STATED GOAL: Search the material below for the string "placeholder" and extract each line that has it.

Stored data entries
----------

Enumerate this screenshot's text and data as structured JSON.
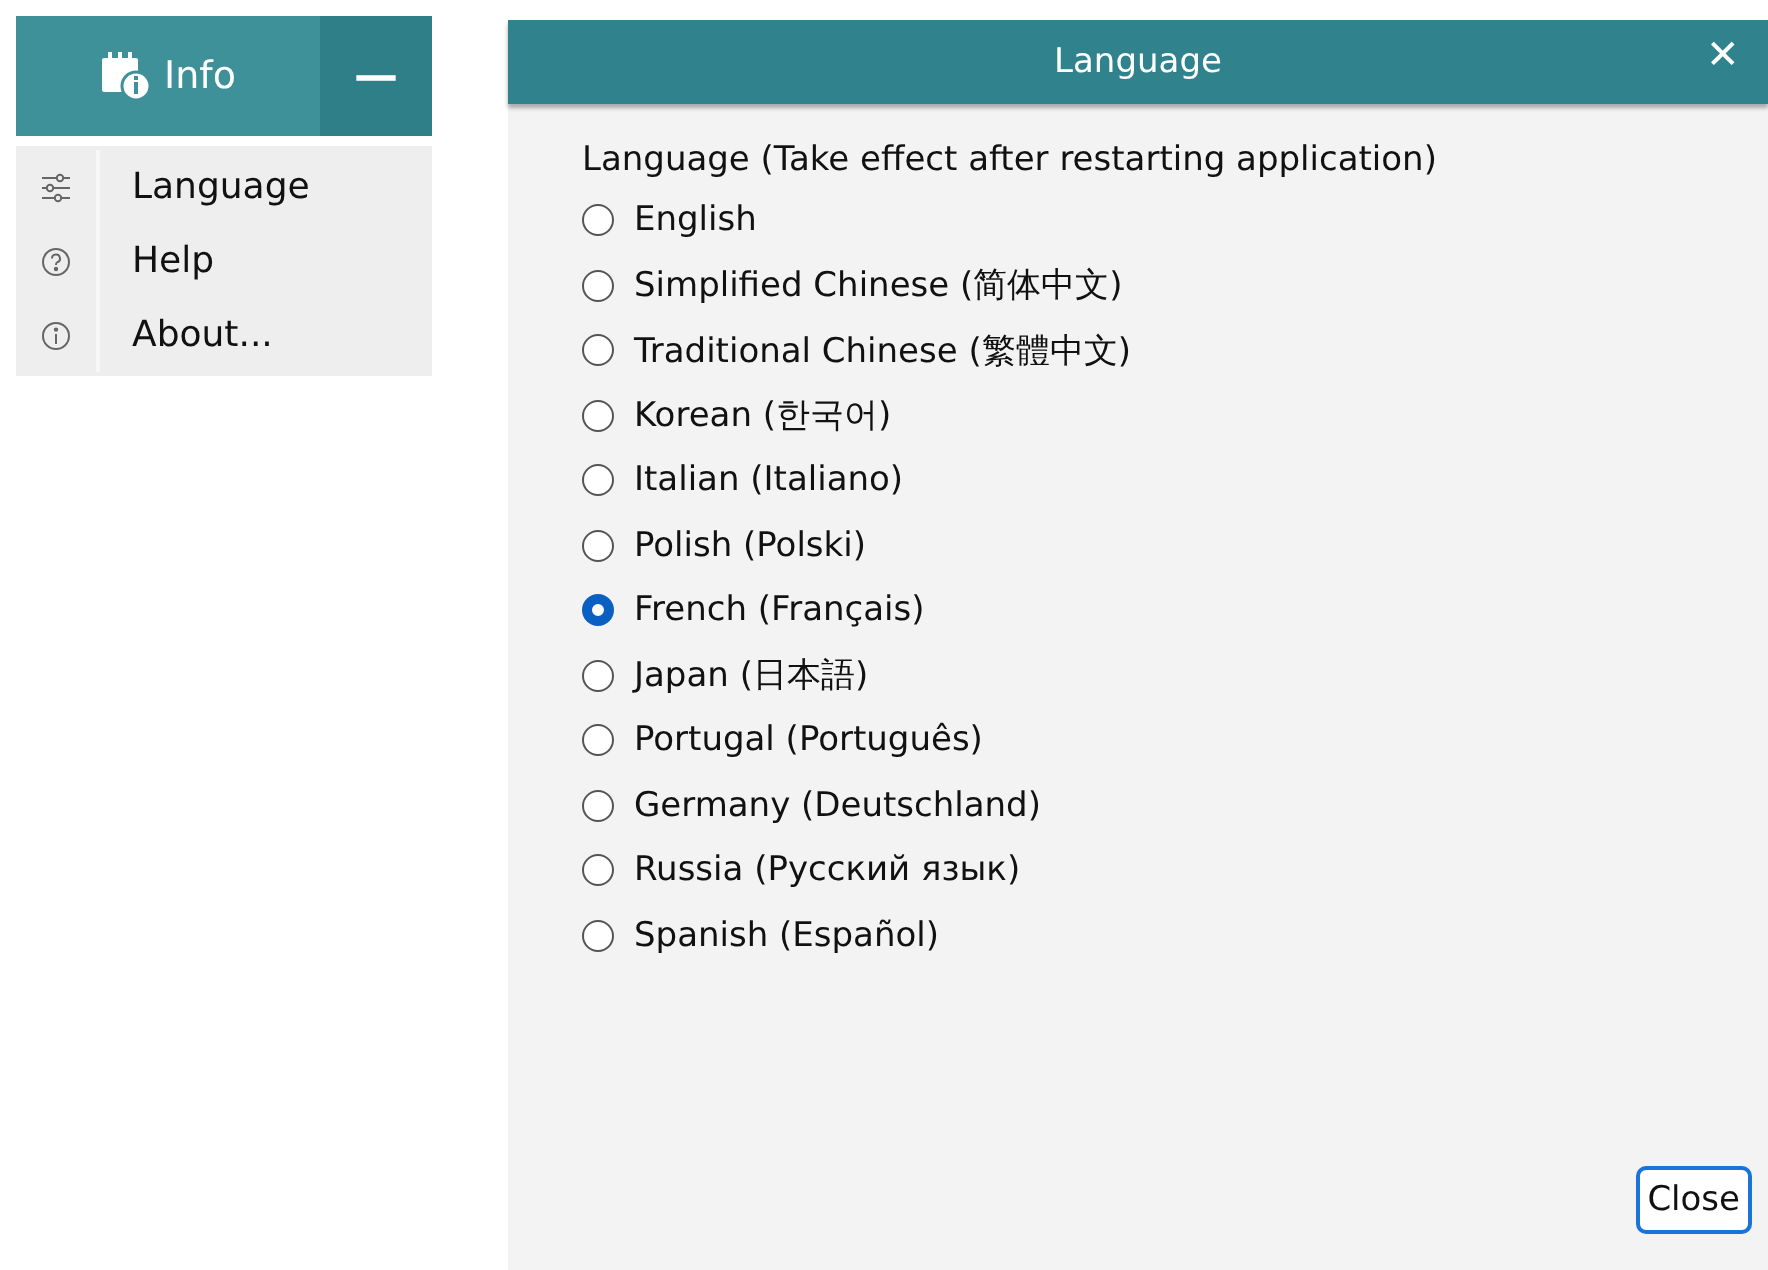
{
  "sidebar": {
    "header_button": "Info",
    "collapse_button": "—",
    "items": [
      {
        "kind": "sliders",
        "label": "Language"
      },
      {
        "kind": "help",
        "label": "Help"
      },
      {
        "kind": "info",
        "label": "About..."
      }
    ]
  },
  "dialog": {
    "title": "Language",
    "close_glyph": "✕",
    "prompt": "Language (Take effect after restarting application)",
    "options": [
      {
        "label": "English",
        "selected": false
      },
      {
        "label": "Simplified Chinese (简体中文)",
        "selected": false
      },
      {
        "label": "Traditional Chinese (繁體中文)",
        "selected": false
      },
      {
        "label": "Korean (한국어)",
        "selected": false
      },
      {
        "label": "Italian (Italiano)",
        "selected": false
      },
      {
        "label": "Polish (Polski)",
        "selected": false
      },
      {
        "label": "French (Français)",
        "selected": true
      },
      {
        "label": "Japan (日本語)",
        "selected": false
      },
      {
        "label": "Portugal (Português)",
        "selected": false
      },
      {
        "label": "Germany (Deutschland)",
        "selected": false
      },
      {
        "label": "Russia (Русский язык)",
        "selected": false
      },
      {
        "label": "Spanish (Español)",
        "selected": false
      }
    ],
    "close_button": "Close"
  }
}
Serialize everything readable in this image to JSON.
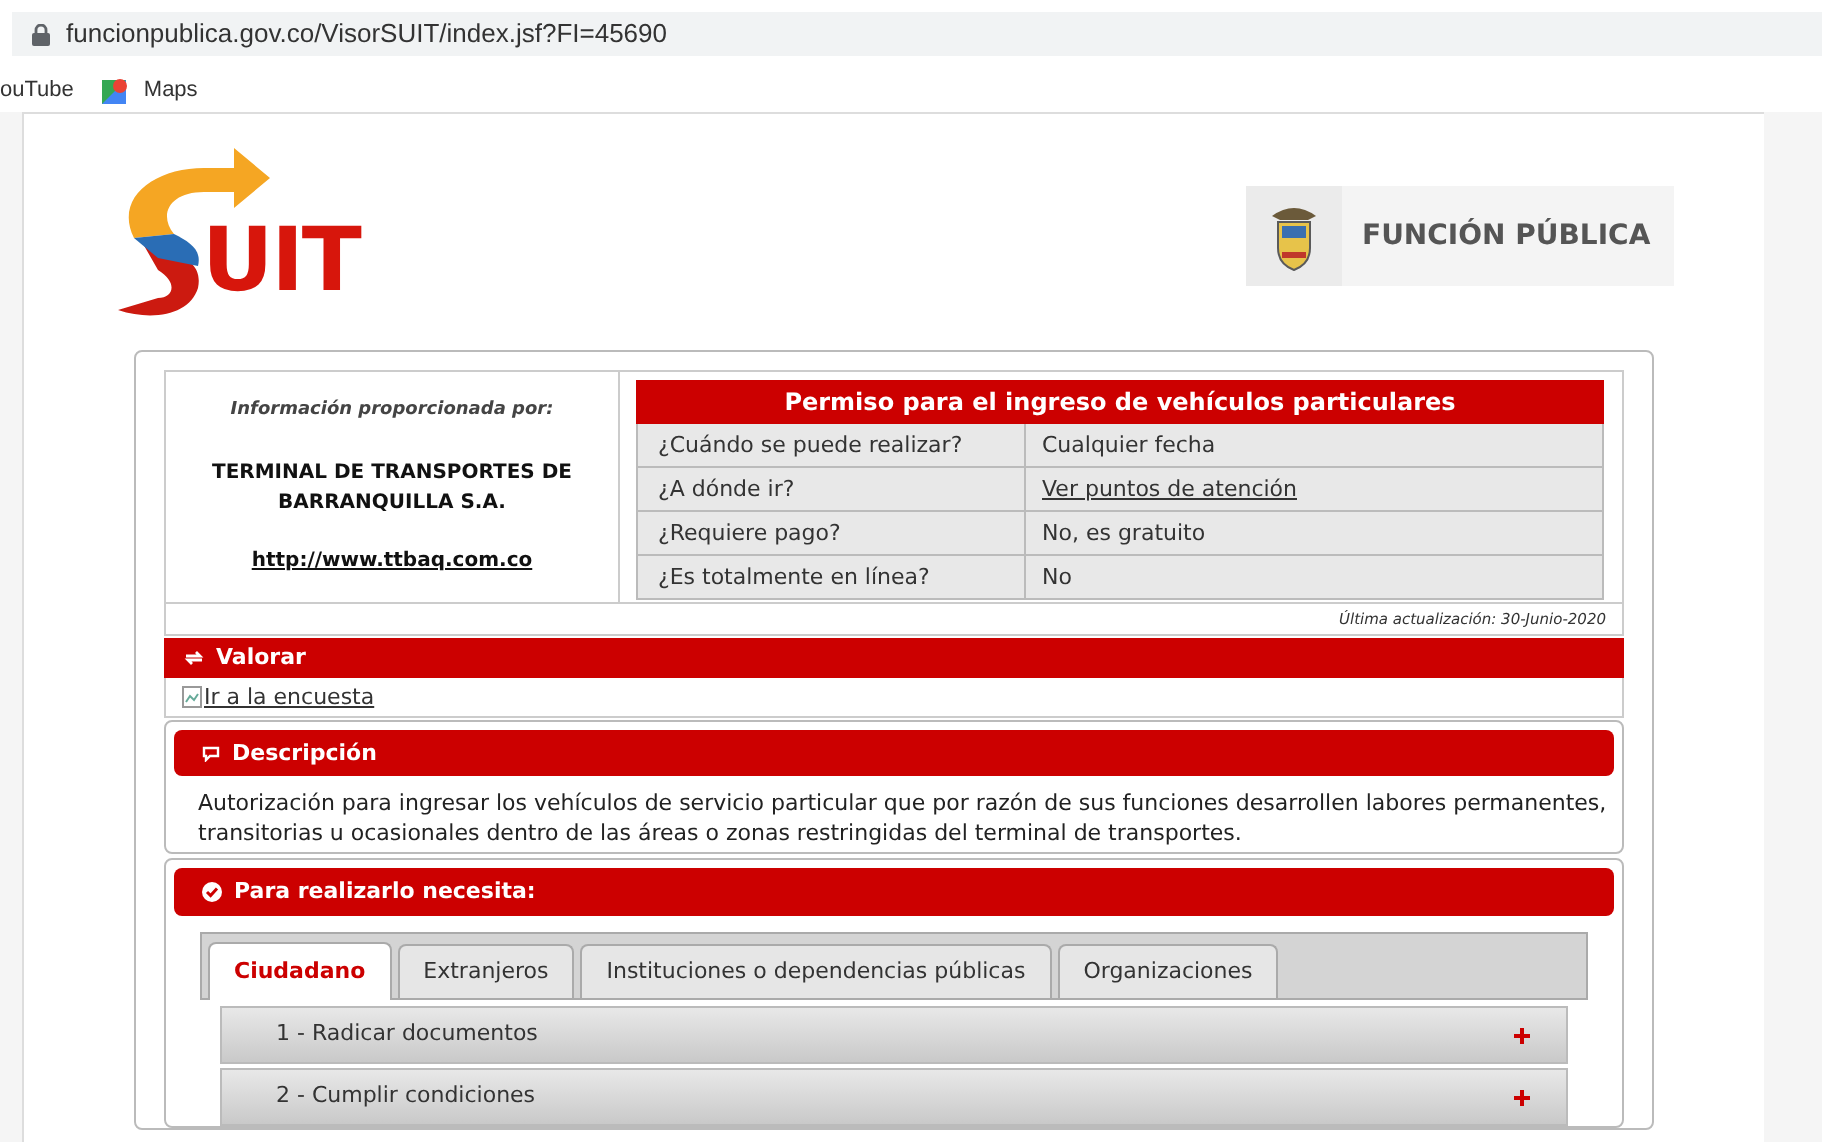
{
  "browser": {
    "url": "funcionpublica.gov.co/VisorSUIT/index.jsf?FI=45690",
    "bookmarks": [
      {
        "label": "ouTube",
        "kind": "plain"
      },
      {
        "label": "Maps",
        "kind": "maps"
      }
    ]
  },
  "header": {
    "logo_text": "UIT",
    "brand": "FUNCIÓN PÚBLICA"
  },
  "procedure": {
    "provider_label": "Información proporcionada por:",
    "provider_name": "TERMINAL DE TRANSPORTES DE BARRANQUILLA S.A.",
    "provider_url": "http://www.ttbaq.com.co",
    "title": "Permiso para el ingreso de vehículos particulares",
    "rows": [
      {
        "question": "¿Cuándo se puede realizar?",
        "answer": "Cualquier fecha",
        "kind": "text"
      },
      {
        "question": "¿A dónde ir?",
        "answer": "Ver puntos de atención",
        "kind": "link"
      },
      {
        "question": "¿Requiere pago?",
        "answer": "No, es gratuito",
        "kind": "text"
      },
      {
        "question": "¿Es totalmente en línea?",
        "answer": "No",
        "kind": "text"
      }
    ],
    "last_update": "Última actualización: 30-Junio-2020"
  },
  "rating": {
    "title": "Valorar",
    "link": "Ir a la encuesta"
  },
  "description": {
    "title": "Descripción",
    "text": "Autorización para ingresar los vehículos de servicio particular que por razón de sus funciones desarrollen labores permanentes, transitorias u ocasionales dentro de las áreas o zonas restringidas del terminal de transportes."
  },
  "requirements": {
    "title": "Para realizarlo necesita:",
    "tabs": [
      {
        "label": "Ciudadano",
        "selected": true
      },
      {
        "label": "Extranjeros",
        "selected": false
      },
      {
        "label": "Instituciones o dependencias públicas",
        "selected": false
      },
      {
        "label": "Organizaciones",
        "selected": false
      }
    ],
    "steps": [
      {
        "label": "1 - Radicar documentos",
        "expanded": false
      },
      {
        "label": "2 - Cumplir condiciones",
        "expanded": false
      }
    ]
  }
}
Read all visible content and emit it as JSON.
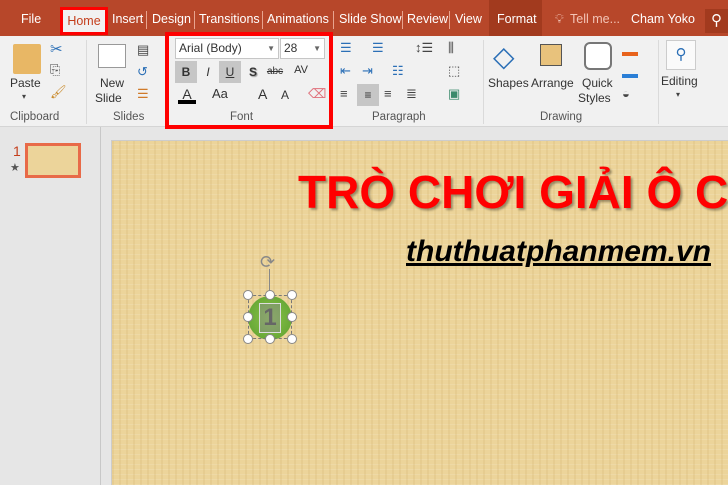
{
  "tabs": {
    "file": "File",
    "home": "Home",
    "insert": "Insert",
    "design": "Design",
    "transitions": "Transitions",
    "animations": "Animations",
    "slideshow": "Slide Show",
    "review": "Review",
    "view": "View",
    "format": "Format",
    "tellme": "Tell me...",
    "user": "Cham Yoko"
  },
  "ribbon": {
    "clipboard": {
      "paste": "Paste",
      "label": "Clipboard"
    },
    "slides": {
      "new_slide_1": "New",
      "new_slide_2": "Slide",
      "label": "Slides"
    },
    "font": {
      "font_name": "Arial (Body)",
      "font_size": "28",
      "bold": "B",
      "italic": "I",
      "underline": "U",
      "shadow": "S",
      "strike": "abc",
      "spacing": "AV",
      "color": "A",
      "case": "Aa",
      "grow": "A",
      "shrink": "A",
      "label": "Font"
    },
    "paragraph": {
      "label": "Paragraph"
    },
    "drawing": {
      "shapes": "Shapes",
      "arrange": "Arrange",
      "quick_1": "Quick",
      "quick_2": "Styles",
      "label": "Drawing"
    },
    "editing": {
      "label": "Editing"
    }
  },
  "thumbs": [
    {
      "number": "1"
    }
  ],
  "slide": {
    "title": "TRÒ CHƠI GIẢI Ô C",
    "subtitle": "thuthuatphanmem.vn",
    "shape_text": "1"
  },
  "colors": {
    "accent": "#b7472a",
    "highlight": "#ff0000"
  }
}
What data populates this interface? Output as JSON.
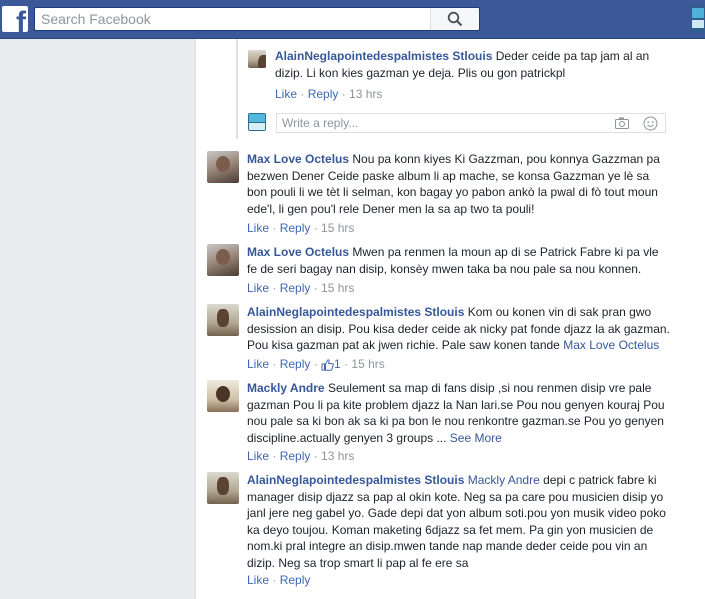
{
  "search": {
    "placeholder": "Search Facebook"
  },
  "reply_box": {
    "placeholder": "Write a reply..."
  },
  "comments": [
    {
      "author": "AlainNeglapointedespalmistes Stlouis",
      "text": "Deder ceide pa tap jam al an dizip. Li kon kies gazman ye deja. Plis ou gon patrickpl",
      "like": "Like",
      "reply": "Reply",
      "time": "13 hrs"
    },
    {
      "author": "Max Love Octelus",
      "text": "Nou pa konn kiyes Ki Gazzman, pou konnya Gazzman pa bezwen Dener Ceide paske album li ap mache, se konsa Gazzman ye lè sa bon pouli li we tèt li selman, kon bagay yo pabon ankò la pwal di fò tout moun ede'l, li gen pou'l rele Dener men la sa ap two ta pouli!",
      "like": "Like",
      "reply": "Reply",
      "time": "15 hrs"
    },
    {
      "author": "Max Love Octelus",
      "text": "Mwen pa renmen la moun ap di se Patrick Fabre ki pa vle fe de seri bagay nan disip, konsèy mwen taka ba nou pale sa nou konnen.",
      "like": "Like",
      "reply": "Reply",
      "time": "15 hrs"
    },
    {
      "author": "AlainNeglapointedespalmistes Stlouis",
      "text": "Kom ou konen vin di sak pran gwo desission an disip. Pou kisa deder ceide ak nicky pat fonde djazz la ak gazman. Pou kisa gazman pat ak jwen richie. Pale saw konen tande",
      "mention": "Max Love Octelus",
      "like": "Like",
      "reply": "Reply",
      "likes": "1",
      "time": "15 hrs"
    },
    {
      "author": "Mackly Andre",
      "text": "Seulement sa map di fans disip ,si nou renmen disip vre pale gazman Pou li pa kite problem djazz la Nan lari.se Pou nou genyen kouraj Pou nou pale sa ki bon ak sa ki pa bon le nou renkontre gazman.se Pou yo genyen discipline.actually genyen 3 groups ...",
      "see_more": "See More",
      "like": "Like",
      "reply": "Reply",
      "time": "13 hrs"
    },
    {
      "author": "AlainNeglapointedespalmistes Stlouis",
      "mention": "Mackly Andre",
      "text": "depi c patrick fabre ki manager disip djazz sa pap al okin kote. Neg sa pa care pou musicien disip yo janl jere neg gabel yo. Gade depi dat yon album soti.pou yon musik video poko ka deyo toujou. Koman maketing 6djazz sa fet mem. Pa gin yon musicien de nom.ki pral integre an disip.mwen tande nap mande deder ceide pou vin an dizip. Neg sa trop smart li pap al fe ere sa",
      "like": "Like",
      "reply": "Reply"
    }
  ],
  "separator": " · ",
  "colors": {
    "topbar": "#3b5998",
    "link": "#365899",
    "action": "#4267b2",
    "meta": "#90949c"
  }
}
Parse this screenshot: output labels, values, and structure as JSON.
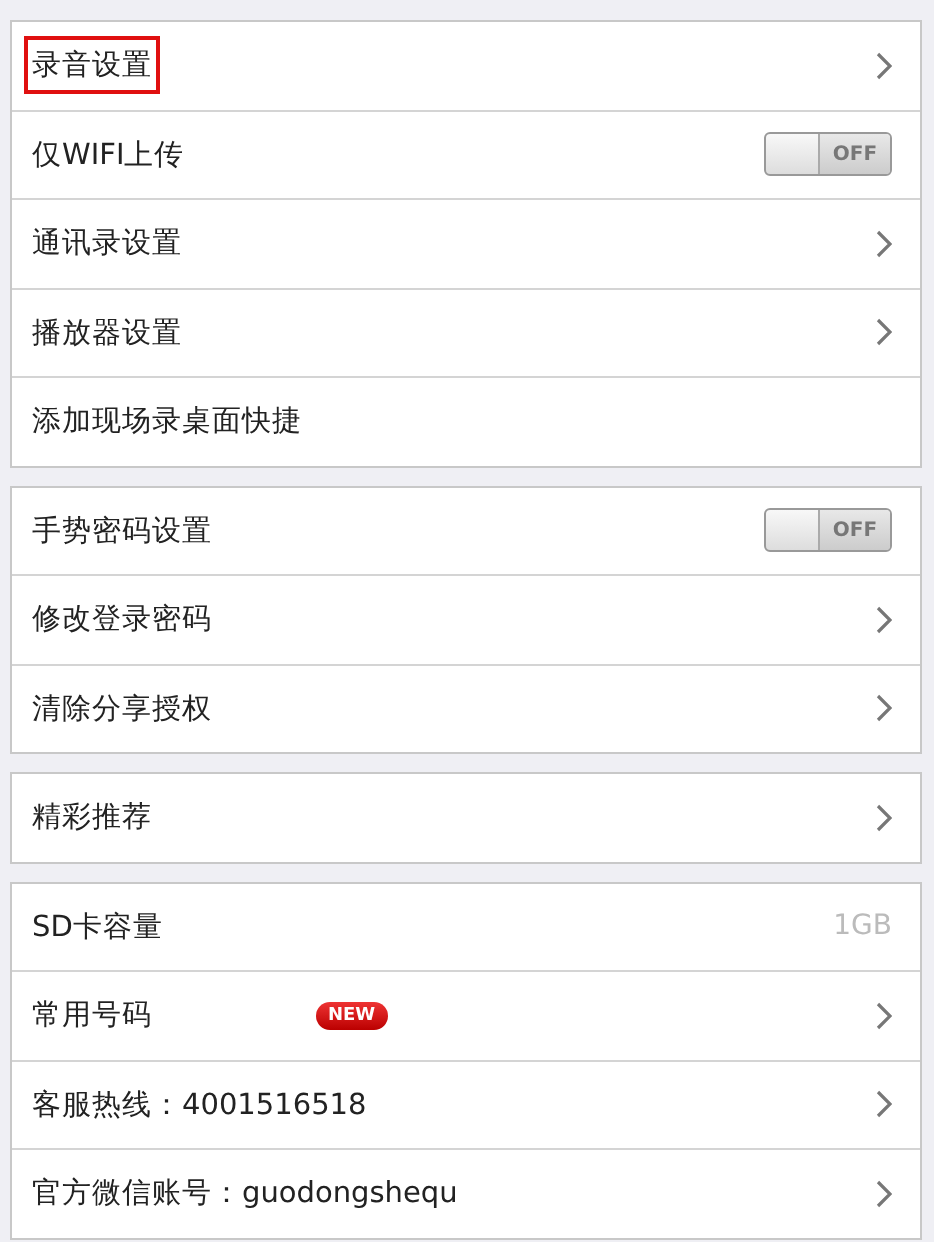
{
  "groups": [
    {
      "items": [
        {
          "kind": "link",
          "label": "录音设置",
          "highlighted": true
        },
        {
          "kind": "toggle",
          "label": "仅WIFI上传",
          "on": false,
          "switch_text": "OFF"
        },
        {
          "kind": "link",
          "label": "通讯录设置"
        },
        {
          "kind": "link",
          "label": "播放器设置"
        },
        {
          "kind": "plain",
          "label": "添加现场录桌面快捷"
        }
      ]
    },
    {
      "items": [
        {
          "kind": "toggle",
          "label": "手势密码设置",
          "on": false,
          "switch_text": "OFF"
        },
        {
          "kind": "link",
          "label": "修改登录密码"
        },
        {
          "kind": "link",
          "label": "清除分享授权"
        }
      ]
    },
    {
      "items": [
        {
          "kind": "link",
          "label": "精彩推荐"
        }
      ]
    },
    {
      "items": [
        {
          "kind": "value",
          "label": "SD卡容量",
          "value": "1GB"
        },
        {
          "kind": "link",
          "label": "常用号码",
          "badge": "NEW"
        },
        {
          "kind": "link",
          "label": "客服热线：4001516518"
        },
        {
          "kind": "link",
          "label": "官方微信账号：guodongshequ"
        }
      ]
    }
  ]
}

----------

FINISHED TASK:
    "placeholder": "Search Facebook"
    "placeholder": "Write a reply..."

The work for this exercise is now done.